### Stated problem
All records should be reproduced verbatim.

________________________________________

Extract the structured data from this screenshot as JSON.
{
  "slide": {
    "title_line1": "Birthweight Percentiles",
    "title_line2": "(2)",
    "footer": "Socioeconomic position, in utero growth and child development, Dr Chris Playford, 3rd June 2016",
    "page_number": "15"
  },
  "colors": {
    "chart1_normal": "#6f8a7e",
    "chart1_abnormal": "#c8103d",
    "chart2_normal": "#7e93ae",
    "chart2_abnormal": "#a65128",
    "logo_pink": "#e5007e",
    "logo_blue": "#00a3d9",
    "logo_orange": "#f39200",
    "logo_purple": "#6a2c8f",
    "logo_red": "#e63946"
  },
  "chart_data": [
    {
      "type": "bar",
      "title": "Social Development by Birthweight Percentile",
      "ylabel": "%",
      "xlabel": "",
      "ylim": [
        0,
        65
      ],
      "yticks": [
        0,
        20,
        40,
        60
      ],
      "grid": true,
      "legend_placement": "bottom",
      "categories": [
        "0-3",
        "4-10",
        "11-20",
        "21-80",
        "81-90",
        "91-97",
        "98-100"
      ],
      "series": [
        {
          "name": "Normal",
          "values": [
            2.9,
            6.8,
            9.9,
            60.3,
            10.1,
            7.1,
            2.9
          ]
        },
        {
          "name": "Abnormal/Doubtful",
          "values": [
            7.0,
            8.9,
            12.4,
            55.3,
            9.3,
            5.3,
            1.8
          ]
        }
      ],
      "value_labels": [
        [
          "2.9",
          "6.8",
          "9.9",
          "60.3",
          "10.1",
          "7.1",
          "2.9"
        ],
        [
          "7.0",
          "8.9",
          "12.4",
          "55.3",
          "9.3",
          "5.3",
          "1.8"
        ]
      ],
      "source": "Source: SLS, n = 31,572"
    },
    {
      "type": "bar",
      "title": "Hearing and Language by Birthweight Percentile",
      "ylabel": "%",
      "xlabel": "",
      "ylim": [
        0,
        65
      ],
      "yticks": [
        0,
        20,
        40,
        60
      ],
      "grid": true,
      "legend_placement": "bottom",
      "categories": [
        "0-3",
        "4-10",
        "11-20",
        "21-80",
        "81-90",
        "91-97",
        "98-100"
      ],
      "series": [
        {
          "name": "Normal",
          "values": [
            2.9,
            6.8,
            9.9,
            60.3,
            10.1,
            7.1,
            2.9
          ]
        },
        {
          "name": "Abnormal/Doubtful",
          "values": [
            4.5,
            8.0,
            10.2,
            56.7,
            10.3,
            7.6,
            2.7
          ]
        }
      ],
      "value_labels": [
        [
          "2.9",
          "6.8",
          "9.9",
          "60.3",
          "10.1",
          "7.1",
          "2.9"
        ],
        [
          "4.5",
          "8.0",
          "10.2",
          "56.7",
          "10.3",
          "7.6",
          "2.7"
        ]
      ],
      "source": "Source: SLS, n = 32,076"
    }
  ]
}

________________________________________

### Written response
Extract the structured data from this screenshot as JSON.
{
  "slide": {
    "title_line1": "Birthweight Percentiles",
    "title_line2": "(2)",
    "footer": "Socioeconomic position, in utero growth and child development, Dr Chris Playford, 3rd June 2016",
    "page_number": "15"
  },
  "colors": {
    "chart1_normal": "#6f8a7e",
    "chart1_abnormal": "#c8103d",
    "chart2_normal": "#7e93ae",
    "chart2_abnormal": "#a65128",
    "logo_pink": "#e5007e",
    "logo_blue": "#00a3d9",
    "logo_orange": "#f39200",
    "logo_purple": "#6a2c8f",
    "logo_red": "#e63946"
  },
  "chart_data": [
    {
      "type": "bar",
      "title": "Social Development by Birthweight Percentile",
      "ylabel": "%",
      "xlabel": "",
      "ylim": [
        0,
        65
      ],
      "yticks": [
        0,
        20,
        40,
        60
      ],
      "grid": true,
      "legend_placement": "bottom",
      "categories": [
        "0-3",
        "4-10",
        "11-20",
        "21-80",
        "81-90",
        "91-97",
        "98-100"
      ],
      "series": [
        {
          "name": "Normal",
          "values": [
            2.9,
            6.8,
            9.9,
            60.3,
            10.1,
            7.1,
            2.9
          ]
        },
        {
          "name": "Abnormal/Doubtful",
          "values": [
            7.0,
            8.9,
            12.4,
            55.3,
            9.3,
            5.3,
            1.8
          ]
        }
      ],
      "value_labels": [
        [
          "2.9",
          "6.8",
          "9.9",
          "60.3",
          "10.1",
          "7.1",
          "2.9"
        ],
        [
          "7.0",
          "8.9",
          "12.4",
          "55.3",
          "9.3",
          "5.3",
          "1.8"
        ]
      ],
      "source": "Source: SLS, n = 31,572"
    },
    {
      "type": "bar",
      "title": "Hearing and Language by Birthweight Percentile",
      "ylabel": "%",
      "xlabel": "",
      "ylim": [
        0,
        65
      ],
      "yticks": [
        0,
        20,
        40,
        60
      ],
      "grid": true,
      "legend_placement": "bottom",
      "categories": [
        "0-3",
        "4-10",
        "11-20",
        "21-80",
        "81-90",
        "91-97",
        "98-100"
      ],
      "series": [
        {
          "name": "Normal",
          "values": [
            2.9,
            6.8,
            9.9,
            60.3,
            10.1,
            7.1,
            2.9
          ]
        },
        {
          "name": "Abnormal/Doubtful",
          "values": [
            4.5,
            8.0,
            10.2,
            56.7,
            10.3,
            7.6,
            2.7
          ]
        }
      ],
      "value_labels": [
        [
          "2.9",
          "6.8",
          "9.9",
          "60.3",
          "10.1",
          "7.1",
          "2.9"
        ],
        [
          "4.5",
          "8.0",
          "10.2",
          "56.7",
          "10.3",
          "7.6",
          "2.7"
        ]
      ],
      "source": "Source: SLS, n = 32,076"
    }
  ]
}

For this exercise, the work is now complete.